Write out the records again, exactly, leaving none out.

┄┄┄┄┄┄┄┄┄┄┄┄┄┄┄┄┄┄┄┄

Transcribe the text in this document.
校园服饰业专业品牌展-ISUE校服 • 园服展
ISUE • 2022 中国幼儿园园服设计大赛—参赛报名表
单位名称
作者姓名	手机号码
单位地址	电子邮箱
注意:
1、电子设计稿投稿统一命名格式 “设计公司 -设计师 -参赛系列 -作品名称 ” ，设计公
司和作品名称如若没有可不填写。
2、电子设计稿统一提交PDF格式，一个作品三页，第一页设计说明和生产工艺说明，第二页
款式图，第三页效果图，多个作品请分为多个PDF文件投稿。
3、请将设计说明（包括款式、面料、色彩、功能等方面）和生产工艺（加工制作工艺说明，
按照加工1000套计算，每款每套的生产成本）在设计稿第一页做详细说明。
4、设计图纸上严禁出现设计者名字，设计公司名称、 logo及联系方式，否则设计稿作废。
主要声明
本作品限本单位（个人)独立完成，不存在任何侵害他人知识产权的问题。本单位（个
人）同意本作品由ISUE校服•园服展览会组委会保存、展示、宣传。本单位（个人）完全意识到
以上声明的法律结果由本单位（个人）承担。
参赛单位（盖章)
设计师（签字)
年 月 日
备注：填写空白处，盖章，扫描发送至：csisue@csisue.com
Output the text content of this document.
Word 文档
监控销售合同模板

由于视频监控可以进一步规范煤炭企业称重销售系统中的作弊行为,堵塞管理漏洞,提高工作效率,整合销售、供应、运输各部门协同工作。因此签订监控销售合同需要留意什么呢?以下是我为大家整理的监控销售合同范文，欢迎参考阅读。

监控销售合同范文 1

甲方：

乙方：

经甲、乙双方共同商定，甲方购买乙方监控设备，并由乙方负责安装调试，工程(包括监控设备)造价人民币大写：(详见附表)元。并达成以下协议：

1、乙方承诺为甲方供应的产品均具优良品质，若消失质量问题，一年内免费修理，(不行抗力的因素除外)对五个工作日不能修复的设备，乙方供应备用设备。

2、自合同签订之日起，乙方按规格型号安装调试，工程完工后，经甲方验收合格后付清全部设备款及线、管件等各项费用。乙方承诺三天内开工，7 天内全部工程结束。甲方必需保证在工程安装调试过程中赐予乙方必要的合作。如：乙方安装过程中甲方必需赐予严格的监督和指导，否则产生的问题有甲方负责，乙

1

┄┄┄┄┄┄┄┄┄┄┄┄┄┄┄┄┄┄┄┄

_TASK RESULT_
Transcribe the text in this document.
校园服饰业专业品牌展-ISUE校服 • 园服展
ISUE • 2022 中国幼儿园园服设计大赛—参赛报名表
单位名称
作者姓名	手机号码
单位地址	电子邮箱
注意:
1、电子设计稿投稿统一命名格式 “设计公司 -设计师 -参赛系列 -作品名称 ” ，设计公
司和作品名称如若没有可不填写。
2、电子设计稿统一提交PDF格式，一个作品三页，第一页设计说明和生产工艺说明，第二页
款式图，第三页效果图，多个作品请分为多个PDF文件投稿。
3、请将设计说明（包括款式、面料、色彩、功能等方面）和生产工艺（加工制作工艺说明，
按照加工1000套计算，每款每套的生产成本）在设计稿第一页做详细说明。
4、设计图纸上严禁出现设计者名字，设计公司名称、 logo及联系方式，否则设计稿作废。
主要声明
本作品限本单位（个人)独立完成，不存在任何侵害他人知识产权的问题。本单位（个
人）同意本作品由ISUE校服•园服展览会组委会保存、展示、宣传。本单位（个人）完全意识到
以上声明的法律结果由本单位（个人）承担。
参赛单位（盖章)
设计师（签字)
年 月 日
备注：填写空白处，盖章，扫描发送至：csisue@csisue.com
Output the text content of this document.
Word 文档
监控销售合同模板

由于视频监控可以进一步规范煤炭企业称重销售系统中的作弊行为,堵塞管理漏洞,提高工作效率,整合销售、供应、运输各部门协同工作。因此签订监控销售合同需要留意什么呢?以下是我为大家整理的监控销售合同范文，欢迎参考阅读。

监控销售合同范文 1

甲方：

乙方：

经甲、乙双方共同商定，甲方购买乙方监控设备，并由乙方负责安装调试，工程(包括监控设备)造价人民币大写：(详见附表)元。并达成以下协议：

1、乙方承诺为甲方供应的产品均具优良品质，若消失质量问题，一年内免费修理，(不行抗力的因素除外)对五个工作日不能修复的设备，乙方供应备用设备。

2、自合同签订之日起，乙方按规格型号安装调试，工程完工后，经甲方验收合格后付清全部设备款及线、管件等各项费用。乙方承诺三天内开工，7 天内全部工程结束。甲方必需保证在工程安装调试过程中赐予乙方必要的合作。如：乙方安装过程中甲方必需赐予严格的监督和指导，否则产生的问题有甲方负责，乙

1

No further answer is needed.